- **EXTRACTED DATA**:
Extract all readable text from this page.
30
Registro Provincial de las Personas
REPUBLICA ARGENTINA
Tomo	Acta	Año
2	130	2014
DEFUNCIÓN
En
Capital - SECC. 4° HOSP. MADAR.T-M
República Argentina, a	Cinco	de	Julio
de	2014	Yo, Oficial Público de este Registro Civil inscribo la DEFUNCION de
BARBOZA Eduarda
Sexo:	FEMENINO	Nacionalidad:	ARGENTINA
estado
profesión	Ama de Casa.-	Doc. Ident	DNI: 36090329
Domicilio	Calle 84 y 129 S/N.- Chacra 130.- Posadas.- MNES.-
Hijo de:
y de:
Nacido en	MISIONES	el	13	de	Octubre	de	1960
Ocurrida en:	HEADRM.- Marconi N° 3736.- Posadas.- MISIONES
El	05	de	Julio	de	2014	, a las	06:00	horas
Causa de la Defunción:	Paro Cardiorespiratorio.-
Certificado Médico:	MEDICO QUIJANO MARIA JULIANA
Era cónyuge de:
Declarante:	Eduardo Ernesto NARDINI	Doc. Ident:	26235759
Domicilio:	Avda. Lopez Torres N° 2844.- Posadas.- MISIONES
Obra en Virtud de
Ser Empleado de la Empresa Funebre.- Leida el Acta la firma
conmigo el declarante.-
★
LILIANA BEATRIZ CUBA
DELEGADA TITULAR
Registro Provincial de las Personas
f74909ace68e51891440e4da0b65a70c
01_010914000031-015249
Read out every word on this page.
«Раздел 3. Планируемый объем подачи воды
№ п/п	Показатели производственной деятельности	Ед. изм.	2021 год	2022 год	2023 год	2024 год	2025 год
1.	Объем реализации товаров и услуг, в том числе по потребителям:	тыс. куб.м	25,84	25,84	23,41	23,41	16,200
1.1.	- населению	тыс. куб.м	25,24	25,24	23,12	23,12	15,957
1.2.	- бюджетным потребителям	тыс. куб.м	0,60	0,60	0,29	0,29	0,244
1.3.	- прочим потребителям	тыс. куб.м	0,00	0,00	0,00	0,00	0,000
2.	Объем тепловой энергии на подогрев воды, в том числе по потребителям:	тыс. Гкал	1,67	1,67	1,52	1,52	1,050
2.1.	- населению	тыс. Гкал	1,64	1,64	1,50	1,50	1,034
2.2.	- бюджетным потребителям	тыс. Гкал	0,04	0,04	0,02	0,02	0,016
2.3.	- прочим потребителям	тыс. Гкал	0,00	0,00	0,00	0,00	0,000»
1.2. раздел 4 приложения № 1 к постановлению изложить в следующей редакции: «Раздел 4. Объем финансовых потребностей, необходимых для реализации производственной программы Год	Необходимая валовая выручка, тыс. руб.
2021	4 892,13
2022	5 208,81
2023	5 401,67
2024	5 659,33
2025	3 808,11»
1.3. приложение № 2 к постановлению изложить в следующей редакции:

- **WHAT IS BEING ASKED**: Every line above needs to be retyped exactly.

- **EXPECTED OUTPUT**:
Extract all readable text from this page.
30
Registro Provincial de las Personas
REPUBLICA ARGENTINA
Tomo	Acta	Año
2	130	2014
DEFUNCIÓN
En
Capital - SECC. 4° HOSP. MADAR.T-M
República Argentina, a	Cinco	de	Julio
de	2014	Yo, Oficial Público de este Registro Civil inscribo la DEFUNCION de
BARBOZA Eduarda
Sexo:	FEMENINO	Nacionalidad:	ARGENTINA
estado
profesión	Ama de Casa.-	Doc. Ident	DNI: 36090329
Domicilio	Calle 84 y 129 S/N.- Chacra 130.- Posadas.- MNES.-
Hijo de:
y de:
Nacido en	MISIONES	el	13	de	Octubre	de	1960
Ocurrida en:	HEADRM.- Marconi N° 3736.- Posadas.- MISIONES
El	05	de	Julio	de	2014	, a las	06:00	horas
Causa de la Defunción:	Paro Cardiorespiratorio.-
Certificado Médico:	MEDICO QUIJANO MARIA JULIANA
Era cónyuge de:
Declarante:	Eduardo Ernesto NARDINI	Doc. Ident:	26235759
Domicilio:	Avda. Lopez Torres N° 2844.- Posadas.- MISIONES
Obra en Virtud de
Ser Empleado de la Empresa Funebre.- Leida el Acta la firma
conmigo el declarante.-
★
LILIANA BEATRIZ CUBA
DELEGADA TITULAR
Registro Provincial de las Personas
f74909ace68e51891440e4da0b65a70c
01_010914000031-015249
Read out every word on this page.
«Раздел 3. Планируемый объем подачи воды
№ п/п	Показатели производственной деятельности	Ед. изм.	2021 год	2022 год	2023 год	2024 год	2025 год
1.	Объем реализации товаров и услуг, в том числе по потребителям:	тыс. куб.м	25,84	25,84	23,41	23,41	16,200
1.1.	- населению	тыс. куб.м	25,24	25,24	23,12	23,12	15,957
1.2.	- бюджетным потребителям	тыс. куб.м	0,60	0,60	0,29	0,29	0,244
1.3.	- прочим потребителям	тыс. куб.м	0,00	0,00	0,00	0,00	0,000
2.	Объем тепловой энергии на подогрев воды, в том числе по потребителям:	тыс. Гкал	1,67	1,67	1,52	1,52	1,050
2.1.	- населению	тыс. Гкал	1,64	1,64	1,50	1,50	1,034
2.2.	- бюджетным потребителям	тыс. Гкал	0,04	0,04	0,02	0,02	0,016
2.3.	- прочим потребителям	тыс. Гкал	0,00	0,00	0,00	0,00	0,000»
1.2. раздел 4 приложения № 1 к постановлению изложить в следующей редакции: «Раздел 4. Объем финансовых потребностей, необходимых для реализации производственной программы Год	Необходимая валовая выручка, тыс. руб.
2021	4 892,13
2022	5 208,81
2023	5 401,67
2024	5 659,33
2025	3 808,11»
1.3. приложение № 2 к постановлению изложить в следующей редакции:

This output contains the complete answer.